(Figure dataset records)
━━━━━━━━
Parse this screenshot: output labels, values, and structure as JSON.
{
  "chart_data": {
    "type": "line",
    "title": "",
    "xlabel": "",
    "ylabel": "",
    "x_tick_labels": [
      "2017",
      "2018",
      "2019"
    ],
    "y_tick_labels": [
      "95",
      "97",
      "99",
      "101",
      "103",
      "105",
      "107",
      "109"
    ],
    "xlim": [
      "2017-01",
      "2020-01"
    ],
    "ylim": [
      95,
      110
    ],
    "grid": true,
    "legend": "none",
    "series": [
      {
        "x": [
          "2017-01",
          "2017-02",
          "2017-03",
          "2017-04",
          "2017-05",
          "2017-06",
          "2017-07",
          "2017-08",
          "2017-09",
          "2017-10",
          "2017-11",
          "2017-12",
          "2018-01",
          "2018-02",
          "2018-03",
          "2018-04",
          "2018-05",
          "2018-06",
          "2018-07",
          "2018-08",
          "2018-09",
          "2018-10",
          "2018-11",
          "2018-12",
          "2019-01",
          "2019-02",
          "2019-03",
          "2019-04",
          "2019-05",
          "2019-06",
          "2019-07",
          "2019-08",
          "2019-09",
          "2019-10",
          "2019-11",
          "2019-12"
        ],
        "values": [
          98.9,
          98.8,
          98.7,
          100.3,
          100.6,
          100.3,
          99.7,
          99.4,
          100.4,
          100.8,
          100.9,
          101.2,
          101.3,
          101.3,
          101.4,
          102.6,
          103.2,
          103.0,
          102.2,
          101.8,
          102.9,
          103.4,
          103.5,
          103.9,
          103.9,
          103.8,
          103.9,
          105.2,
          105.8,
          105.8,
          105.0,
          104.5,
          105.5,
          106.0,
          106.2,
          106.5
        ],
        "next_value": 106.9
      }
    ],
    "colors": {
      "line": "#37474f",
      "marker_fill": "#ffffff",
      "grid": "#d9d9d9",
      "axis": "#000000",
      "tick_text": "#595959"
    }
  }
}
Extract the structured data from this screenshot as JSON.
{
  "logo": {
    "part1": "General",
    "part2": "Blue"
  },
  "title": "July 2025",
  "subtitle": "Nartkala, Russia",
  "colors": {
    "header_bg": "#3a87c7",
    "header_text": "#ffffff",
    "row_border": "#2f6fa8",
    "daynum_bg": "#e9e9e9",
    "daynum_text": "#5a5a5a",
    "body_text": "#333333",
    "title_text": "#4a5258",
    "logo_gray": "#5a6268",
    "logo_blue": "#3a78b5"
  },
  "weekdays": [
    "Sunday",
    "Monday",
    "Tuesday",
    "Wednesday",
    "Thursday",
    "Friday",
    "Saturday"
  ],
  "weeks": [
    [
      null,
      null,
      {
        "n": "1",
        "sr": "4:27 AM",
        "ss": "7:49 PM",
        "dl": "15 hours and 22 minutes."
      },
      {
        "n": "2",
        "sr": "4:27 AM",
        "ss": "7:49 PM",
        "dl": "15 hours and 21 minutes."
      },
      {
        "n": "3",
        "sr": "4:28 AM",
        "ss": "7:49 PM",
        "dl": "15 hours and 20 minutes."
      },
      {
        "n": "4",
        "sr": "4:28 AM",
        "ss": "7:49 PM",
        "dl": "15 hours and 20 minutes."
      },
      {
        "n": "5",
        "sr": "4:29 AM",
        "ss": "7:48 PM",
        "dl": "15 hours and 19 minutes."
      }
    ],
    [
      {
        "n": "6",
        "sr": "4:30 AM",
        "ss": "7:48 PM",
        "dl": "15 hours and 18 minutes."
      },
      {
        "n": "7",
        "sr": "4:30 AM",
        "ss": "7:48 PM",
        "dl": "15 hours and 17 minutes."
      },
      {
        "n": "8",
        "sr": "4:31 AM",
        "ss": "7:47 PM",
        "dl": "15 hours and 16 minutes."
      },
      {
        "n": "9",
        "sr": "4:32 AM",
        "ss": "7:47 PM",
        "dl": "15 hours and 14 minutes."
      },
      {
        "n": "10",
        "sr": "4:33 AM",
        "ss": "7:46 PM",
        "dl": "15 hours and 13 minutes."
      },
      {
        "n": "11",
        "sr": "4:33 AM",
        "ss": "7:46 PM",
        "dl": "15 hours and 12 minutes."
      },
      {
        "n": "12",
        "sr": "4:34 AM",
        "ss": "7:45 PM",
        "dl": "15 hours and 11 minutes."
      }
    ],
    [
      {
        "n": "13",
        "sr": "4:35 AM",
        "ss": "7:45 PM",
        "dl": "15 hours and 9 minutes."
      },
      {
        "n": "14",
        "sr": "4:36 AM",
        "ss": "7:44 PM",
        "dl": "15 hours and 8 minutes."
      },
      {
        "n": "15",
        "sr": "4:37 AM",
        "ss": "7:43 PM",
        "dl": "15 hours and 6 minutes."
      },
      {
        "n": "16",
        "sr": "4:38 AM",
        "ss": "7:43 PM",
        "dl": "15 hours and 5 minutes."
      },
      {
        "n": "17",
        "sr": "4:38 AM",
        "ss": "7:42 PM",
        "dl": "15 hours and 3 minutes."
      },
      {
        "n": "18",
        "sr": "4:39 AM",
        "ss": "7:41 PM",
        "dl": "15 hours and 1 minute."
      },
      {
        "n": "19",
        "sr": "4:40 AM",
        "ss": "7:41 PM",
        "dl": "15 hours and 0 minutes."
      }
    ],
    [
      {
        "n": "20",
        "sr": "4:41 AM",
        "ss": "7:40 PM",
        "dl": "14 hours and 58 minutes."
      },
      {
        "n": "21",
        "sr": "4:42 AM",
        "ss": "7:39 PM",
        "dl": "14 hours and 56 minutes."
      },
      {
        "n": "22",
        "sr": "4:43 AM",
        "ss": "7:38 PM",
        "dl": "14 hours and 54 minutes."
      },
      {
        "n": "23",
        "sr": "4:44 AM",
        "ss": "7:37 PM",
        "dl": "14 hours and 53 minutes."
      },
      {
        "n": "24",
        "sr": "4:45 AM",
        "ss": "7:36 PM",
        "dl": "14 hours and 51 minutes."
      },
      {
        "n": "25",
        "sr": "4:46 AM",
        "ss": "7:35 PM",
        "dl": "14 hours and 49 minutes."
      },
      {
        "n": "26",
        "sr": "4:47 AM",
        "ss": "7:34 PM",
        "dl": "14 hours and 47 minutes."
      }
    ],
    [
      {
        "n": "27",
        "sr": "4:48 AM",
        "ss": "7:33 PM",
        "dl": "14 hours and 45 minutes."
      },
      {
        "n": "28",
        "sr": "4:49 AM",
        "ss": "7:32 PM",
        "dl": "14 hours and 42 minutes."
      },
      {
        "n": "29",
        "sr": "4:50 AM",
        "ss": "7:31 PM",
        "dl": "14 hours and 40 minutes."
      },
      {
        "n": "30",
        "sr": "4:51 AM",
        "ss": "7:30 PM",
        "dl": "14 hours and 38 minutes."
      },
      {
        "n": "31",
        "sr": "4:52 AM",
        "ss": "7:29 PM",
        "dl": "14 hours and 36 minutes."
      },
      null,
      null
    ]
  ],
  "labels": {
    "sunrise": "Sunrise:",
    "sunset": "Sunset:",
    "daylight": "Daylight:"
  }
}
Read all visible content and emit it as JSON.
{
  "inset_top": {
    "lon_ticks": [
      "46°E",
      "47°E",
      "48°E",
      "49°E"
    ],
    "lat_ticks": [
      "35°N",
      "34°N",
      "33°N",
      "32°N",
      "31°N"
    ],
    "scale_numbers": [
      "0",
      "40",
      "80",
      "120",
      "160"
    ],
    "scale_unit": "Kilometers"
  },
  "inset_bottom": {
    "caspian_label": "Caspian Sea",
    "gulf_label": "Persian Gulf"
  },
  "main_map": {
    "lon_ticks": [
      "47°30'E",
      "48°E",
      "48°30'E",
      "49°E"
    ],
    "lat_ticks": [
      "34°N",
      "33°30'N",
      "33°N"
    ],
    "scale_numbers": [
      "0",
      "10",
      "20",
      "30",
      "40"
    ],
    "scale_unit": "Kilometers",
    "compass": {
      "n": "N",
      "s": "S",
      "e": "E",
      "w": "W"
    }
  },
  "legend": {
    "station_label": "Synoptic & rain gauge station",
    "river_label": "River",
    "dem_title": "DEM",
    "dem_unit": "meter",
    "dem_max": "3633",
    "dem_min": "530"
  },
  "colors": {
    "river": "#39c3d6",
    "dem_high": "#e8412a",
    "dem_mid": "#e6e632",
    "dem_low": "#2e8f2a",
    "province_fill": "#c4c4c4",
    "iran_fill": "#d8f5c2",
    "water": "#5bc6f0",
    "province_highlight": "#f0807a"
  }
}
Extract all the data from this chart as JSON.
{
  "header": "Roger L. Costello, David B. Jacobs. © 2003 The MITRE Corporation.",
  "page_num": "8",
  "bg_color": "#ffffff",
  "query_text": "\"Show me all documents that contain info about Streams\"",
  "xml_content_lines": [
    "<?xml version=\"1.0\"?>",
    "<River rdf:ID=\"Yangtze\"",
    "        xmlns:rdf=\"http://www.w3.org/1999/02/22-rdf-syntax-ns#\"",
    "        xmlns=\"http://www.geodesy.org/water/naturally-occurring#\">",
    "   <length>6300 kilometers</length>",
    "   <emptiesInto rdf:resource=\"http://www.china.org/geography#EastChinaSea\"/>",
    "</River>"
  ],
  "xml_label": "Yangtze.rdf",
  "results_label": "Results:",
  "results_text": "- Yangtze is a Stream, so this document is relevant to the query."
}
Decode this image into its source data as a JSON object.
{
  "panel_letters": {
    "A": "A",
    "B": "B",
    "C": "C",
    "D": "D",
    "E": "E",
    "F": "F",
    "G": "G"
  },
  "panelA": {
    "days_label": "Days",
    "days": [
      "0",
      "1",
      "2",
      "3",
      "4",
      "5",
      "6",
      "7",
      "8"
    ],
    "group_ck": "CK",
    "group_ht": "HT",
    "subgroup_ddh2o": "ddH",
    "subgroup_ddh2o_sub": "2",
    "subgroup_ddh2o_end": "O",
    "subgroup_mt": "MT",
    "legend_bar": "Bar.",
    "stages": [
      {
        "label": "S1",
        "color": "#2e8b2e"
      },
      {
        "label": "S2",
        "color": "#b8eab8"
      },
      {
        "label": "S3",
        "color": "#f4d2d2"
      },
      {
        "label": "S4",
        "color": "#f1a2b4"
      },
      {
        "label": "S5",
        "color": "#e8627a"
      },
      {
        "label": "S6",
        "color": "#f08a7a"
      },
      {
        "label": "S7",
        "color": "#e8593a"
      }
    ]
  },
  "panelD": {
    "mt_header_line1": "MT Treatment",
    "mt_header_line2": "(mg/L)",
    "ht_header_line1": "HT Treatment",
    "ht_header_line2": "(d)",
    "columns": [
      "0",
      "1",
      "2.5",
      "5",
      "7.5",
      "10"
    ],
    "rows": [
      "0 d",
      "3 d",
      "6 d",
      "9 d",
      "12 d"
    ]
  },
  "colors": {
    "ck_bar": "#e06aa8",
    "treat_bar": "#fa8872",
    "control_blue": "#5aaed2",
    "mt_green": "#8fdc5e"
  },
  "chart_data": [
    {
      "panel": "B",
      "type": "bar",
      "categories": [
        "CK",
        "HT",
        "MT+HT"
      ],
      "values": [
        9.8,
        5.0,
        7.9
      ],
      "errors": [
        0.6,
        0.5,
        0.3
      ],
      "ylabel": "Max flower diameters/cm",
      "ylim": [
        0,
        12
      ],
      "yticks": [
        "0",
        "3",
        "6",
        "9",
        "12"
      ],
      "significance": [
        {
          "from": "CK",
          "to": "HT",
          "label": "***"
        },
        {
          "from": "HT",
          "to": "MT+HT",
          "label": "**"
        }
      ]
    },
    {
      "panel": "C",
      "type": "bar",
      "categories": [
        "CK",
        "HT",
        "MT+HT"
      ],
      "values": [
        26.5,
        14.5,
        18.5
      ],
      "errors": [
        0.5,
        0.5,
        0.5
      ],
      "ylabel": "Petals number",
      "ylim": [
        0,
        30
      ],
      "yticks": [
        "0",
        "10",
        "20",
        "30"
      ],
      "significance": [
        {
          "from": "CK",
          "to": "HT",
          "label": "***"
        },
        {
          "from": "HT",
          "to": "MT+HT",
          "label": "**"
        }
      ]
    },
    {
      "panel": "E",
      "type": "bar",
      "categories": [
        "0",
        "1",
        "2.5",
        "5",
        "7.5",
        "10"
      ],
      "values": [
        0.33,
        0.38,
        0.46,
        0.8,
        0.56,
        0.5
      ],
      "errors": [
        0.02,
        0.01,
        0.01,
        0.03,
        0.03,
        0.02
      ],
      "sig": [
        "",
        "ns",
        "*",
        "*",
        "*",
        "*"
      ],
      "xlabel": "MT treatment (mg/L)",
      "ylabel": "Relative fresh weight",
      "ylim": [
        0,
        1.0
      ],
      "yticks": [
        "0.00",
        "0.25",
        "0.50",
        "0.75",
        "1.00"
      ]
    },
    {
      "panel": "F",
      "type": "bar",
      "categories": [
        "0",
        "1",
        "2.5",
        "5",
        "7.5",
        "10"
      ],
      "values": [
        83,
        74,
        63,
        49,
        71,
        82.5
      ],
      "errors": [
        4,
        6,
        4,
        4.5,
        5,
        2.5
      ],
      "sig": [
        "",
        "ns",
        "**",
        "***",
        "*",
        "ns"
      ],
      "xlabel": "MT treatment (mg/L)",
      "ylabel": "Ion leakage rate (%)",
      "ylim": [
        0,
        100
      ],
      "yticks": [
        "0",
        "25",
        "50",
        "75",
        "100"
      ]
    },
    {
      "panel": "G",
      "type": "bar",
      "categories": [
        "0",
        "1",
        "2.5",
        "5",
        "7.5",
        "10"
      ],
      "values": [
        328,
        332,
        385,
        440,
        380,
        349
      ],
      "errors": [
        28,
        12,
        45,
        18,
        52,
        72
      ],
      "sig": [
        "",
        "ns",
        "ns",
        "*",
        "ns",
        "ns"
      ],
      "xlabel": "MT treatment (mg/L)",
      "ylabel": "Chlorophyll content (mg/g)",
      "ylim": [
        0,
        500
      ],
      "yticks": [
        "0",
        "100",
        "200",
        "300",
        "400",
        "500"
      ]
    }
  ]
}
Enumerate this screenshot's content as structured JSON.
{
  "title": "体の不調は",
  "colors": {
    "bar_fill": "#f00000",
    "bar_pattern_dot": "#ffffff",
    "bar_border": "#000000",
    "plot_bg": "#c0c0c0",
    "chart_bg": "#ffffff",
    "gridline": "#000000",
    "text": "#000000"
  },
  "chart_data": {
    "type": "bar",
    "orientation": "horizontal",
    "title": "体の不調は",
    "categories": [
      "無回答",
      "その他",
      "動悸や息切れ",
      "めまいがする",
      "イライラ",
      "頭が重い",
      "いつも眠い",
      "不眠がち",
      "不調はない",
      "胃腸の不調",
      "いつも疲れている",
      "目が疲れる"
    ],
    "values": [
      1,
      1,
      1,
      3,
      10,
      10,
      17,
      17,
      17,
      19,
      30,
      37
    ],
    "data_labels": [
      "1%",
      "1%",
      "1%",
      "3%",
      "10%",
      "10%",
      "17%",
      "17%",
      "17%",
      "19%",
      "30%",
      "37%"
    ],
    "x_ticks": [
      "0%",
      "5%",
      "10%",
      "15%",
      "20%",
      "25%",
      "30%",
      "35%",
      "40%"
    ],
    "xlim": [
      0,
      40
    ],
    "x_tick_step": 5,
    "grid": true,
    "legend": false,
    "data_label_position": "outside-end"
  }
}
━━━━━━━━
- _WHAT IS BEING ASKED_:
Using the listing above, gather each line that holds the string "JSON" and copy it.

- _EXERCISE RESULT_:
Parse this screenshot: output labels, values, and structure as JSON.
Extract the structured data from this screenshot as JSON.
Read all visible content and emit it as JSON.
Extract all the data from this chart as JSON.
Decode this image into its source data as a JSON object.
Enumerate this screenshot's content as structured JSON.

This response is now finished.